Impact on the Charter-Protected Interests of the Accused
[106] Mr. Sills was entitled to a high expectation of privacy in his home. A man’s house is his castle, even if his castle is a small cramped rented room in a house with other similar units. It had a door with a lock on it and it was his home.
[107] The warrantless entry and search of his home was a serious intrusion that strongly favours exclusion of the evidence.
Society’s Interest in an Adjudication of the Case on Its Merits
[108] As stated by Tulloch J.A, as he then was, in R. v. Brewster, 2019 ONCA 942, [2019] O.J. No.6098 at para 153, “The underlying principle here is the truth-seeking function of the criminal trial process and whether the criminal justice system would be better served by admission or by exclusion, considering the seriousness of the offence. While these are important factors to be weighed in the balance, they cannot be skewed in such a way that they overwhelm the s.24(2) analysis.”

Document understanding data:
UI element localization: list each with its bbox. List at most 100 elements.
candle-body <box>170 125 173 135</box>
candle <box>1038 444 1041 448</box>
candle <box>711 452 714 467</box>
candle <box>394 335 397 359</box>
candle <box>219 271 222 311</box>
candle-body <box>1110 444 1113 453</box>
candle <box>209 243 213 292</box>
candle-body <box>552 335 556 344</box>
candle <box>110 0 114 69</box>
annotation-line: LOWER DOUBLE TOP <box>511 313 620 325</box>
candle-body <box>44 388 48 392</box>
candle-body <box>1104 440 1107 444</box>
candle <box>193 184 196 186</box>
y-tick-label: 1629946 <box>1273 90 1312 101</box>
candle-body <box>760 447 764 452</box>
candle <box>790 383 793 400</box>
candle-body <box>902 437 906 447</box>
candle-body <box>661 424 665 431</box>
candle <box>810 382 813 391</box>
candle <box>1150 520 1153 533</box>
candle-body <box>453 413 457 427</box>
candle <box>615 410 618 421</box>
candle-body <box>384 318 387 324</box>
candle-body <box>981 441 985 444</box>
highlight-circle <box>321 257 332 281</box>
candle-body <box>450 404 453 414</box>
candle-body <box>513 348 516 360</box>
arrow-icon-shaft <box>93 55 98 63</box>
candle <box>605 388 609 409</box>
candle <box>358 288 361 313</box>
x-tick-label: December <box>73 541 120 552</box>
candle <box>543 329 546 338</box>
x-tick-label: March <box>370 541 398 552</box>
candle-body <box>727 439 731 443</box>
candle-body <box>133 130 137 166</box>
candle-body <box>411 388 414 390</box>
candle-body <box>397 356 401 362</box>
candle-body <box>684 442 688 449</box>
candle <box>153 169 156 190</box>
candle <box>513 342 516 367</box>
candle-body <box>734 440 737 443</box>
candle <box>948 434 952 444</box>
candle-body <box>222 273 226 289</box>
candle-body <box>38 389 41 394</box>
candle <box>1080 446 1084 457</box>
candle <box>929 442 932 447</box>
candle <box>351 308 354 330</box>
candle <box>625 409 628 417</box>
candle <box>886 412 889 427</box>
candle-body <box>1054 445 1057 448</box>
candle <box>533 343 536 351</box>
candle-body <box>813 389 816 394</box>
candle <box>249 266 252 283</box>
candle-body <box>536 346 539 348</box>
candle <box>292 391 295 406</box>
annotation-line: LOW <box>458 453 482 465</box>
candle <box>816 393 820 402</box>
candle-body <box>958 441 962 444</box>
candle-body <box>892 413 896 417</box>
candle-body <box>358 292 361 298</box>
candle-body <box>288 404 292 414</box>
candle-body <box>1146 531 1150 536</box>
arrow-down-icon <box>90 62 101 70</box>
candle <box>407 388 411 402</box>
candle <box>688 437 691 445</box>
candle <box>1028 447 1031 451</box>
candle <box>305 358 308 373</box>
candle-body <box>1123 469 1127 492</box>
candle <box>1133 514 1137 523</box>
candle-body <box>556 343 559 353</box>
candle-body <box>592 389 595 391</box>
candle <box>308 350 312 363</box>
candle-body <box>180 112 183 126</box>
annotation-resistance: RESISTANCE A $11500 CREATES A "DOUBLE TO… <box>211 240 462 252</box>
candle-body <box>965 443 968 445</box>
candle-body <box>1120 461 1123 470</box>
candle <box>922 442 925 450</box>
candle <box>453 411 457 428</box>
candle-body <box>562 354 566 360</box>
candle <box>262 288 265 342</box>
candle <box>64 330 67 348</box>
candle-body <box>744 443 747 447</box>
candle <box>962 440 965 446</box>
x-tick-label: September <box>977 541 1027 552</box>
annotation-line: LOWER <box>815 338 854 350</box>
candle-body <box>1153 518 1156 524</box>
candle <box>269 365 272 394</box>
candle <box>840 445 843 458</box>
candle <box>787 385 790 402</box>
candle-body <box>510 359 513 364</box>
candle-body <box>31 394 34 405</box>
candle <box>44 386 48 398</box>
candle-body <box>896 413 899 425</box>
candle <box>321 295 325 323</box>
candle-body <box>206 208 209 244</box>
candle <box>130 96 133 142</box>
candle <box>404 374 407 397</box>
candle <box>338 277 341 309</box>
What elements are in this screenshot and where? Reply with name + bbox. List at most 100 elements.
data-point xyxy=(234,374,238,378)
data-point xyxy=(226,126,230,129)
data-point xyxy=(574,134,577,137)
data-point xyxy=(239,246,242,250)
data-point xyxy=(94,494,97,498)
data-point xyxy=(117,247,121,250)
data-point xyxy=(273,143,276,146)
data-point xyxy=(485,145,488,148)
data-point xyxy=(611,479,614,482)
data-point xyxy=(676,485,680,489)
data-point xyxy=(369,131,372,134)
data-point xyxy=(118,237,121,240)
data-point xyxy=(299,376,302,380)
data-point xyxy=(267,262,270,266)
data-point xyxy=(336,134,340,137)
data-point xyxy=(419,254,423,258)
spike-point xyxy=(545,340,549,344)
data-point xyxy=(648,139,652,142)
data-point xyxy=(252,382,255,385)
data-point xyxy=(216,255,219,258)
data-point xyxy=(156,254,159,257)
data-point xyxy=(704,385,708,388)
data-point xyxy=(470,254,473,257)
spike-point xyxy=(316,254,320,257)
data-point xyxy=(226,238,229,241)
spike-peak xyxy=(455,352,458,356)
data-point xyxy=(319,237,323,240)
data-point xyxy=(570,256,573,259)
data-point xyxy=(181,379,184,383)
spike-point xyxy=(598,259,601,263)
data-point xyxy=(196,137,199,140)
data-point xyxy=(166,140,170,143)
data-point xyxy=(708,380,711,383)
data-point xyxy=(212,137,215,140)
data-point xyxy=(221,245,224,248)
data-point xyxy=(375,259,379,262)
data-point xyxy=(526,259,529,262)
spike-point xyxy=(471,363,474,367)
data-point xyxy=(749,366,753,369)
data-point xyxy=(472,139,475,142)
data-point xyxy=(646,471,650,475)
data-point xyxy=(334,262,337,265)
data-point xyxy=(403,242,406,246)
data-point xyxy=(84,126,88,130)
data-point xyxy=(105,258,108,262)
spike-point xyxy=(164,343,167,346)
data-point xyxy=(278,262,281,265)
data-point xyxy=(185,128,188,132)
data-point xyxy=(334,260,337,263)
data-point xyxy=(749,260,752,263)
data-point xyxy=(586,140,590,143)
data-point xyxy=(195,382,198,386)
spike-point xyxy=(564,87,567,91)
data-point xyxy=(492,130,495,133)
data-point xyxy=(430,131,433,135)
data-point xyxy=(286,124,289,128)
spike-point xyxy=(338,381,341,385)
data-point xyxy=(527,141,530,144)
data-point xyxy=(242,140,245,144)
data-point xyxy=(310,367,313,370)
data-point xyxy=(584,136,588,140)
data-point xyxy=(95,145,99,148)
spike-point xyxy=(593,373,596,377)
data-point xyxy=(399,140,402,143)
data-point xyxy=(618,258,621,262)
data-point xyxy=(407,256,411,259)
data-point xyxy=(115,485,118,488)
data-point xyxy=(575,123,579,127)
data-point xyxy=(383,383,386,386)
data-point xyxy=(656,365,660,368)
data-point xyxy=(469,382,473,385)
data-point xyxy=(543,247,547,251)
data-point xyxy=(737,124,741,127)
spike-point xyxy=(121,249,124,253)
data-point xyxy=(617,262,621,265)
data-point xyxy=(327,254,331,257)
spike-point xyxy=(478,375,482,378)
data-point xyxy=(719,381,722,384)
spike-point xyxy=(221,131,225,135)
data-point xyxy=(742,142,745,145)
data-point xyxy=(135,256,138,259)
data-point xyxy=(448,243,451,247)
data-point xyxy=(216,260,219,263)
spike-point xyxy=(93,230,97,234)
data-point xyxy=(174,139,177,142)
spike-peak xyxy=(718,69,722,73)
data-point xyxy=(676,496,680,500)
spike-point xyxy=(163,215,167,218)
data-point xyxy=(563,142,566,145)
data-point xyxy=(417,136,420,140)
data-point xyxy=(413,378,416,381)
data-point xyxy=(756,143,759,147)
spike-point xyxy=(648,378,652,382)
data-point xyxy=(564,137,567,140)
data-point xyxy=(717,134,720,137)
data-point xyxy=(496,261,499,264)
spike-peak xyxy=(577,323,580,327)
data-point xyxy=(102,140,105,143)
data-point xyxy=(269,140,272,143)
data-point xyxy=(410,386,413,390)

Problems to work on
• 1. Answer these questions about the court decision excerpt.
(a) What did Mr. Sills's room have that the text mentions?
(b) How does the text describe the warrantless entry and search of his home?
(c) In which case and at what paragraph did Tulloch J.A. make the quoted statement?
• 2. Write the next part of the court decision excerpt, starting after the end of paragraph [108].
The records are material separate from the court decision excerpt.

Replies
• 1.
(a) A door with a lock on it.
(b) As a serious intrusion that strongly favors exclusion of the evidence.
(c) R. v. Brewster, 2019 ONCA 942, at para 153.

• 2.
[109] Recently in R. v. McColman, 2021 ONCA 383, where the evidence in question was real evidence essential to the Crown’s case, Tulloch J.A., again addressing the third branch of the Grant analysis, stated:
While there is no question that the exclusion of the evidence would undermine the truth-seeking function of the trial, society has a vital interest in having a justice system that is above reproach. As I alluded to above, officers are not above the law, and conduct that tests the limits of their authority should not be condoned by this court. On balance, I agree with the summary conviction appeal judge that inclusion of the evidence would bring the administration of justice into disrepute.
McColman, at para 91.
[110] The Supreme Court of Canada affirmed in Paterson at para 56 that, “it is important not to allow the third Grant 2009 factor of society’s interest in adjudicating case on its merits to trump all other considerations, particularly where (as here) the impugned conduct was serious and worked a substantial impact on the appellant’s Charter right.”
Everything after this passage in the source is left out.